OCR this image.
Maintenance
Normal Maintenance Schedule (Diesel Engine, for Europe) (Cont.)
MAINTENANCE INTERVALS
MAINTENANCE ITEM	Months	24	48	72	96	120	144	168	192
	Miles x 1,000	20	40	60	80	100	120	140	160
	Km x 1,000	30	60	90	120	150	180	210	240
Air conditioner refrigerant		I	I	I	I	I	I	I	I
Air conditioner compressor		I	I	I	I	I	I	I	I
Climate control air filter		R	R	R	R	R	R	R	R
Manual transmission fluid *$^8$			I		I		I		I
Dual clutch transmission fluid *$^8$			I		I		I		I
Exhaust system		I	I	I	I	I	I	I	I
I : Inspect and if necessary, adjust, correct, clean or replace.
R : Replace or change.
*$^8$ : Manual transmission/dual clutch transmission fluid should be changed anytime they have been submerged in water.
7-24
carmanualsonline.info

* WHAT THE TASK ASKS
Transcribe the records above exactly as they appear.

* ANSWER TO THE EXERCISE
OCR this image.
Maintenance
Normal Maintenance Schedule (Diesel Engine, for Europe) (Cont.)
MAINTENANCE INTERVALS
MAINTENANCE ITEM	Months	24	48	72	96	120	144	168	192
	Miles x 1,000	20	40	60	80	100	120	140	160
	Km x 1,000	30	60	90	120	150	180	210	240
Air conditioner refrigerant		I	I	I	I	I	I	I	I
Air conditioner compressor		I	I	I	I	I	I	I	I
Climate control air filter		R	R	R	R	R	R	R	R
Manual transmission fluid *$^8$			I		I		I		I
Dual clutch transmission fluid *$^8$			I		I		I		I
Exhaust system		I	I	I	I	I	I	I	I
I : Inspect and if necessary, adjust, correct, clean or replace.
R : Replace or change.
*$^8$ : Manual transmission/dual clutch transmission fluid should be changed anytime they have been submerged in water.
7-24
carmanualsonline.info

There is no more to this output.